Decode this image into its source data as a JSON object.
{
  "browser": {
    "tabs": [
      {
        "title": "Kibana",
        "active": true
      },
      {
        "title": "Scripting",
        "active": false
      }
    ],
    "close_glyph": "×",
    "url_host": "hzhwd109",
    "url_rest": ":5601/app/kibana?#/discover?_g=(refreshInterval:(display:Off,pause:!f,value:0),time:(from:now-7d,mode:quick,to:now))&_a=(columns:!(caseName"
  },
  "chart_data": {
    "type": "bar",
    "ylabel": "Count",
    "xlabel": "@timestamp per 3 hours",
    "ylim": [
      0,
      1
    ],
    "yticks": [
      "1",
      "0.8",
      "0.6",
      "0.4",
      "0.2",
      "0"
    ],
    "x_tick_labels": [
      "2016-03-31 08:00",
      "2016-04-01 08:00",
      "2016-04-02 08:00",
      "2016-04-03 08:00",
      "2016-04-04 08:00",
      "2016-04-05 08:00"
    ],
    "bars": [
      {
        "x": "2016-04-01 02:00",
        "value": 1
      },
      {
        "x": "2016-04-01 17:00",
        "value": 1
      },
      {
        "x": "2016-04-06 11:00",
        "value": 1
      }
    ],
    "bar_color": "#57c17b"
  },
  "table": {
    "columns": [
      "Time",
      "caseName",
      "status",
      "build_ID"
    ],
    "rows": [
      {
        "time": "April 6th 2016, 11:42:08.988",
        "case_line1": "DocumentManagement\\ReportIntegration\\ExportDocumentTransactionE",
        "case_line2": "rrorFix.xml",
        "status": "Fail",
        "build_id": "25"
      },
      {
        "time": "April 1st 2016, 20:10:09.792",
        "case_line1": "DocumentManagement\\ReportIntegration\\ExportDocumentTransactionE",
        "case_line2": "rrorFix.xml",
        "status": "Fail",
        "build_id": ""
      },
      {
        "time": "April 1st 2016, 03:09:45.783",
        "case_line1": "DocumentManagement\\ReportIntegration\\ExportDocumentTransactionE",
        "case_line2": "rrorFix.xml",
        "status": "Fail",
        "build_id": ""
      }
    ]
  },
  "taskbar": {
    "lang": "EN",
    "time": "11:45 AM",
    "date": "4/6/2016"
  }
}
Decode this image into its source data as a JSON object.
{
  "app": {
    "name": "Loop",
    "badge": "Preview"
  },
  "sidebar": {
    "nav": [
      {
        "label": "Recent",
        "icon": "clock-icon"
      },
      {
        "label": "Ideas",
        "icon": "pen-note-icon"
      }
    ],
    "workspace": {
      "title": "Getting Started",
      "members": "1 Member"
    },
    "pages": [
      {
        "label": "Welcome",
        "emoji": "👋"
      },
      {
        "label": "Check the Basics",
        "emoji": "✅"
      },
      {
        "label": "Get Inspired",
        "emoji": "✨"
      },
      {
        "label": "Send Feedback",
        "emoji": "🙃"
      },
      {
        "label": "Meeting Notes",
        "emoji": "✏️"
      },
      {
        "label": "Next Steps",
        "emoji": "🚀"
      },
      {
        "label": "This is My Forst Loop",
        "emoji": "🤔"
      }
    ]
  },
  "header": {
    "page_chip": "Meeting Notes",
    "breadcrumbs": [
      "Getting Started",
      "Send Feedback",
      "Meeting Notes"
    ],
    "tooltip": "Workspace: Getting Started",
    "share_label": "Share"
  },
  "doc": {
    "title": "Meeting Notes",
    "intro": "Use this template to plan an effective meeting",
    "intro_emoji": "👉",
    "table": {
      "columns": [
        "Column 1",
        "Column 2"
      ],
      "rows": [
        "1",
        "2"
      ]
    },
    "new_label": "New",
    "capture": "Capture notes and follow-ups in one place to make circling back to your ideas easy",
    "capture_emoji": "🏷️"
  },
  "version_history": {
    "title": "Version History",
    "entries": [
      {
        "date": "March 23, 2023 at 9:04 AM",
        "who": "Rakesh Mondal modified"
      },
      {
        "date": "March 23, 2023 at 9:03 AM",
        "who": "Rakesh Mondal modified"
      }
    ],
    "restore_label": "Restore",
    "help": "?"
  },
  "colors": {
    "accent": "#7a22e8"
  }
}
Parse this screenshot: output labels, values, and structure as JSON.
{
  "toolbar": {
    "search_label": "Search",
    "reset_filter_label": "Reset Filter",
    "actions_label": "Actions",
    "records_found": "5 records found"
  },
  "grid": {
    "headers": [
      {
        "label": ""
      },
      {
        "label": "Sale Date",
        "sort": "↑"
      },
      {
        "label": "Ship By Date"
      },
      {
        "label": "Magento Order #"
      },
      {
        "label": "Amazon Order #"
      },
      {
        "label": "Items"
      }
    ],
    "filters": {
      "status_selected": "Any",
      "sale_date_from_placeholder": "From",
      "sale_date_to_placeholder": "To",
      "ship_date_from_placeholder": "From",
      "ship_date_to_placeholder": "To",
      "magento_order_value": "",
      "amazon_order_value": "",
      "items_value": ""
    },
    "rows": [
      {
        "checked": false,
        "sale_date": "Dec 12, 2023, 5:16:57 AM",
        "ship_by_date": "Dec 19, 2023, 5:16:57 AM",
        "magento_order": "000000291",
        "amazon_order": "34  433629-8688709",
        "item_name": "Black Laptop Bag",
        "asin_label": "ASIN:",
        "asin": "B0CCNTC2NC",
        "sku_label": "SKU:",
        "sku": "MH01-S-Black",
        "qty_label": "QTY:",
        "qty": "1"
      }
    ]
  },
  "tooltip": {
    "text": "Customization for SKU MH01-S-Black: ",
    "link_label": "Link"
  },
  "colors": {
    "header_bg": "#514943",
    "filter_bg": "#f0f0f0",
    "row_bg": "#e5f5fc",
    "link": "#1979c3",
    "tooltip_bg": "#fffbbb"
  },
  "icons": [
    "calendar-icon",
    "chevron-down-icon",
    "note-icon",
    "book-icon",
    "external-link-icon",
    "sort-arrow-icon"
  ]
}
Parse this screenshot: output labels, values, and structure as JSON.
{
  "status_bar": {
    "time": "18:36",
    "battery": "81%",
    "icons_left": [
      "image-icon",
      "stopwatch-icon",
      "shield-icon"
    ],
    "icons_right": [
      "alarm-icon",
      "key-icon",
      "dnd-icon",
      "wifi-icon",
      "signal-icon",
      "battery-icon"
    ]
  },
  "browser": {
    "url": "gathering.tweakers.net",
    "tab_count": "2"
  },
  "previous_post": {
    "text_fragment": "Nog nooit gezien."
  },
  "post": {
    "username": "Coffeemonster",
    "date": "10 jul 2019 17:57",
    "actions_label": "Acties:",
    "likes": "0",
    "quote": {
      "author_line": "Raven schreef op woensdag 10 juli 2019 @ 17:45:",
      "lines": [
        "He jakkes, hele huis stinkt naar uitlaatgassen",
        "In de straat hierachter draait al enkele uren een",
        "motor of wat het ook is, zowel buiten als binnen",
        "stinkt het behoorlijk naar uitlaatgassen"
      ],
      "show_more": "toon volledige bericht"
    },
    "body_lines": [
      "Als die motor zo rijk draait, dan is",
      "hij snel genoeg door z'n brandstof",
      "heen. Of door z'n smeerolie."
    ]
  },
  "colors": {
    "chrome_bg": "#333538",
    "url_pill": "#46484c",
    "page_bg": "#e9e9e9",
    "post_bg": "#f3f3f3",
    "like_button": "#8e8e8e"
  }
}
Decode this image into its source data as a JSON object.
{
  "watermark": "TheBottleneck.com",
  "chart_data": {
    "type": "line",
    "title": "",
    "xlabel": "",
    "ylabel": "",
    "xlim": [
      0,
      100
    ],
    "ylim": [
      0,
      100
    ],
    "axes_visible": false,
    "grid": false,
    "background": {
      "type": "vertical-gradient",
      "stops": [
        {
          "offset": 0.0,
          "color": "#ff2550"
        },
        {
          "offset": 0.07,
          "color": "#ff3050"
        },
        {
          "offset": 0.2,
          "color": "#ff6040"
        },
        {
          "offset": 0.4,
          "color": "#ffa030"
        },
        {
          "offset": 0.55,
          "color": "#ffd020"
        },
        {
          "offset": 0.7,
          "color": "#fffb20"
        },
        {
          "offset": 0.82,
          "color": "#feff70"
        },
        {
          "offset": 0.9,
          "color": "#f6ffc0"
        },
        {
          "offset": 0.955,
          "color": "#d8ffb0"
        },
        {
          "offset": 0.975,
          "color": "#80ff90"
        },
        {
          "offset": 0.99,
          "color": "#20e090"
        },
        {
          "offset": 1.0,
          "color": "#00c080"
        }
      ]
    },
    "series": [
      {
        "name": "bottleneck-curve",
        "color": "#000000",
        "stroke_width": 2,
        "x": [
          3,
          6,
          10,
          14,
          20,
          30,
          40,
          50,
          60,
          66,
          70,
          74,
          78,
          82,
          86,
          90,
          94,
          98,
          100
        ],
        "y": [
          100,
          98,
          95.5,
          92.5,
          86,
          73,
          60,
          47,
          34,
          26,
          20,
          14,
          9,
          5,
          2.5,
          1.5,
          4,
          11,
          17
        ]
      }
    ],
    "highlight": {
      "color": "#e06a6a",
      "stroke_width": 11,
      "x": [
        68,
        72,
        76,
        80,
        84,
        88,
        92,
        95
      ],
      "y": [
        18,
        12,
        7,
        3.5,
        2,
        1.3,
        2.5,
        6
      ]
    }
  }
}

········

### [Aim]
Review the preceding data and report every line that includes the string "draait".

### [Task result]
        "In de straat hierachter draait al enkele uren een",
      "Als die motor zo rijk draait, dan is",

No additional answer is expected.